Please reproduce every record, keeping each one exactly as written.

MATERIAL SUPPLIED —
----------------

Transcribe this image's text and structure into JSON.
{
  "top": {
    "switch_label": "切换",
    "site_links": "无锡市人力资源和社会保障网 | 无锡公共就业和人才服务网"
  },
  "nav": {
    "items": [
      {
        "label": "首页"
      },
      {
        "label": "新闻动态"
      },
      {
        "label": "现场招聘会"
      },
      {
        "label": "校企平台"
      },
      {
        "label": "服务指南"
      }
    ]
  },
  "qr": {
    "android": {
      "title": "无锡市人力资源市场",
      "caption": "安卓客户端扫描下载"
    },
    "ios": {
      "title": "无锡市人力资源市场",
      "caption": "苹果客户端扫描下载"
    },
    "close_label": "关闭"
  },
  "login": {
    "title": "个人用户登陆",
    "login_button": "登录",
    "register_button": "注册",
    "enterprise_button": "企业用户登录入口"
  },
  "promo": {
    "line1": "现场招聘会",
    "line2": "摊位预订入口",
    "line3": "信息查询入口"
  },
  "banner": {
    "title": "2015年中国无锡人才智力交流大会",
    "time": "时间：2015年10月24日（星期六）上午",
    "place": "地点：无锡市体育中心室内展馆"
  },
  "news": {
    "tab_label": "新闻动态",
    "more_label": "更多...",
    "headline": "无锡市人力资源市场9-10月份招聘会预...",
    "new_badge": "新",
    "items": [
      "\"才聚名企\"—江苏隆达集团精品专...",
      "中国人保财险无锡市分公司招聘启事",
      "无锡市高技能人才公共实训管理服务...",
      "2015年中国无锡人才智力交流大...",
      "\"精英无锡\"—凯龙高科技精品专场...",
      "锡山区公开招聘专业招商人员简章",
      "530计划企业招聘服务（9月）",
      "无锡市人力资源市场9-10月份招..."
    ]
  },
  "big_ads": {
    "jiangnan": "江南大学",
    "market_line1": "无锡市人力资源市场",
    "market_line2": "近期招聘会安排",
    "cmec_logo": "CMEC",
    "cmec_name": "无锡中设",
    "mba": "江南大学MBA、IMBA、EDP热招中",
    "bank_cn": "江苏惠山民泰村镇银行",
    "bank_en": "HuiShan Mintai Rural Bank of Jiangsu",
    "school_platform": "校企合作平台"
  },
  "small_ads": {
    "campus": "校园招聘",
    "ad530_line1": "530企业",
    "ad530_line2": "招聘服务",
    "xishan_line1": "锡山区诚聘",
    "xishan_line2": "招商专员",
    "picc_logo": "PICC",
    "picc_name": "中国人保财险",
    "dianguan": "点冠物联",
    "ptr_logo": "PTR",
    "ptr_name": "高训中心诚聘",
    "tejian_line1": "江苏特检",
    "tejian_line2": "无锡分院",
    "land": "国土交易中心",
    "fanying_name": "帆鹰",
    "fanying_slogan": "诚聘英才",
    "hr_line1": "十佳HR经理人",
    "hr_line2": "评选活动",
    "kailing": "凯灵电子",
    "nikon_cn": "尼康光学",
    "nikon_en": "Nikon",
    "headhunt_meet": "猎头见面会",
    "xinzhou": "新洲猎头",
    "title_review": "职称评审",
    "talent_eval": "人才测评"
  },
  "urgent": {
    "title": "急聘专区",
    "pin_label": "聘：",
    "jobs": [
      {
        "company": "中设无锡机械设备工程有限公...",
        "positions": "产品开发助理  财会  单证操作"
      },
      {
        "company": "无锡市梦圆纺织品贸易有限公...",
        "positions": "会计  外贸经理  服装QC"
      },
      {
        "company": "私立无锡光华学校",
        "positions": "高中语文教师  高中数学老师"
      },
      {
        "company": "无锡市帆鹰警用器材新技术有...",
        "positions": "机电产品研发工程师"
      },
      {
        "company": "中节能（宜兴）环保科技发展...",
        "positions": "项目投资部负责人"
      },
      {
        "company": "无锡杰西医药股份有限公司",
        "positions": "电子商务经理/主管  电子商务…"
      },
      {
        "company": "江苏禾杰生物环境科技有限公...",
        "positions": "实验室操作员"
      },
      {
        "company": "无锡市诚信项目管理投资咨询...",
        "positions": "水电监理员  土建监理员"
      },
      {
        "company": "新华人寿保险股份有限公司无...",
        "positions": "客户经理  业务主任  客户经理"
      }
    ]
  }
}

----------------

WORKED SOLUTION —
Transcribe this image's text and structure into JSON.
{
  "top": {
    "switch_label": "切换",
    "site_links": "无锡市人力资源和社会保障网 | 无锡公共就业和人才服务网"
  },
  "nav": {
    "items": [
      {
        "label": "首页"
      },
      {
        "label": "新闻动态"
      },
      {
        "label": "现场招聘会"
      },
      {
        "label": "校企平台"
      },
      {
        "label": "服务指南"
      }
    ]
  },
  "qr": {
    "android": {
      "title": "无锡市人力资源市场",
      "caption": "安卓客户端扫描下载"
    },
    "ios": {
      "title": "无锡市人力资源市场",
      "caption": "苹果客户端扫描下载"
    },
    "close_label": "关闭"
  },
  "login": {
    "title": "个人用户登陆",
    "login_button": "登录",
    "register_button": "注册",
    "enterprise_button": "企业用户登录入口"
  },
  "promo": {
    "line1": "现场招聘会",
    "line2": "摊位预订入口",
    "line3": "信息查询入口"
  },
  "banner": {
    "title": "2015年中国无锡人才智力交流大会",
    "time": "时间：2015年10月24日（星期六）上午",
    "place": "地点：无锡市体育中心室内展馆"
  },
  "news": {
    "tab_label": "新闻动态",
    "more_label": "更多...",
    "headline": "无锡市人力资源市场9-10月份招聘会预...",
    "new_badge": "新",
    "items": [
      "\"才聚名企\"—江苏隆达集团精品专...",
      "中国人保财险无锡市分公司招聘启事",
      "无锡市高技能人才公共实训管理服务...",
      "2015年中国无锡人才智力交流大...",
      "\"精英无锡\"—凯龙高科技精品专场...",
      "锡山区公开招聘专业招商人员简章",
      "530计划企业招聘服务（9月）",
      "无锡市人力资源市场9-10月份招..."
    ]
  },
  "big_ads": {
    "jiangnan": "江南大学",
    "market_line1": "无锡市人力资源市场",
    "market_line2": "近期招聘会安排",
    "cmec_logo": "CMEC",
    "cmec_name": "无锡中设",
    "mba": "江南大学MBA、IMBA、EDP热招中",
    "bank_cn": "江苏惠山民泰村镇银行",
    "bank_en": "HuiShan Mintai Rural Bank of Jiangsu",
    "school_platform": "校企合作平台"
  },
  "small_ads": {
    "campus": "校园招聘",
    "ad530_line1": "530企业",
    "ad530_line2": "招聘服务",
    "xishan_line1": "锡山区诚聘",
    "xishan_line2": "招商专员",
    "picc_logo": "PICC",
    "picc_name": "中国人保财险",
    "dianguan": "点冠物联",
    "ptr_logo": "PTR",
    "ptr_name": "高训中心诚聘",
    "tejian_line1": "江苏特检",
    "tejian_line2": "无锡分院",
    "land": "国土交易中心",
    "fanying_name": "帆鹰",
    "fanying_slogan": "诚聘英才",
    "hr_line1": "十佳HR经理人",
    "hr_line2": "评选活动",
    "kailing": "凯灵电子",
    "nikon_cn": "尼康光学",
    "nikon_en": "Nikon",
    "headhunt_meet": "猎头见面会",
    "xinzhou": "新洲猎头",
    "title_review": "职称评审",
    "talent_eval": "人才测评"
  },
  "urgent": {
    "title": "急聘专区",
    "pin_label": "聘：",
    "jobs": [
      {
        "company": "中设无锡机械设备工程有限公...",
        "positions": "产品开发助理  财会  单证操作"
      },
      {
        "company": "无锡市梦圆纺织品贸易有限公...",
        "positions": "会计  外贸经理  服装QC"
      },
      {
        "company": "私立无锡光华学校",
        "positions": "高中语文教师  高中数学老师"
      },
      {
        "company": "无锡市帆鹰警用器材新技术有...",
        "positions": "机电产品研发工程师"
      },
      {
        "company": "中节能（宜兴）环保科技发展...",
        "positions": "项目投资部负责人"
      },
      {
        "company": "无锡杰西医药股份有限公司",
        "positions": "电子商务经理/主管  电子商务…"
      },
      {
        "company": "江苏禾杰生物环境科技有限公...",
        "positions": "实验室操作员"
      },
      {
        "company": "无锡市诚信项目管理投资咨询...",
        "positions": "水电监理员  土建监理员"
      },
      {
        "company": "新华人寿保险股份有限公司无...",
        "positions": "客户经理  业务主任  客户经理"
      }
    ]
  }
}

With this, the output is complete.